BEGIN Data entries
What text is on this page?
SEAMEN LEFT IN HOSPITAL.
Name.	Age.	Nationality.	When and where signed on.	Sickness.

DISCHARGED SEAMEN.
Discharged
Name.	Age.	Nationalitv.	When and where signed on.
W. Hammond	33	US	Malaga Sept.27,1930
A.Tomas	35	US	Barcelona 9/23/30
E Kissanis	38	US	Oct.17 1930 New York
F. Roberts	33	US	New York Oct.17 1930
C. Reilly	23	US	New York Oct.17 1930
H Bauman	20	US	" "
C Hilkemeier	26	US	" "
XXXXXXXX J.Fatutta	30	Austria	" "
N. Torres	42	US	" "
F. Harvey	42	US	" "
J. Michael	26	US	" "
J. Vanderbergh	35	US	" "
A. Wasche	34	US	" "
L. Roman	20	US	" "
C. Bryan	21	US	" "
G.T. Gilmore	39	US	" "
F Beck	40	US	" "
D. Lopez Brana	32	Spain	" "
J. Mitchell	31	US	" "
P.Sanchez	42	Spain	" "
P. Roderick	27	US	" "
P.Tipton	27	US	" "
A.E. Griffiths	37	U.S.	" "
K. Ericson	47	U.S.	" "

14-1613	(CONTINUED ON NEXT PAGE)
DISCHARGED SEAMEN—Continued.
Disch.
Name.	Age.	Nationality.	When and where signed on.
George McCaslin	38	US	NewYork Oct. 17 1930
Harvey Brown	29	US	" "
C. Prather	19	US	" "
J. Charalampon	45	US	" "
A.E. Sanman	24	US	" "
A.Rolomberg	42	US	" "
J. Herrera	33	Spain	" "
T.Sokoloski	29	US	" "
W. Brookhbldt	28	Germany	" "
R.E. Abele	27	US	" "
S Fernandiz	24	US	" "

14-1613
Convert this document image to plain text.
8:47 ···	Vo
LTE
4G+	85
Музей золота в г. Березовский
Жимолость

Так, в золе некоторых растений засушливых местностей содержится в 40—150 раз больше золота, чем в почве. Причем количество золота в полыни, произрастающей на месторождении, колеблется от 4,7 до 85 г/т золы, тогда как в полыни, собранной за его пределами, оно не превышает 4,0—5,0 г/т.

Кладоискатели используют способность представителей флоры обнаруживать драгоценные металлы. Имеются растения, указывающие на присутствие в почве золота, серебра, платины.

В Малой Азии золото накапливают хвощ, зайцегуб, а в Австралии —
END Data entries
» Task statement: Print only the lines from the one with "Convert this document image to plain text." to the end of the records, both included.

» Solution:
Convert this document image to plain text.
8:47 ···	Vo
LTE
4G+	85
Музей золота в г. Березовский
Жимолость

Так, в золе некоторых растений засушливых местностей содержится в 40—150 раз больше золота, чем в почве. Причем количество золота в полыни, произрастающей на месторождении, колеблется от 4,7 до 85 г/т золы, тогда как в полыни, собранной за его пределами, оно не превышает 4,0—5,0 г/т.

Кладоискатели используют способность представителей флоры обнаруживать драгоценные металлы. Имеются растения, указывающие на присутствие в почве золота, серебра, платины.

В Малой Азии золото накапливают хвощ, зайцегуб, а в Австралии —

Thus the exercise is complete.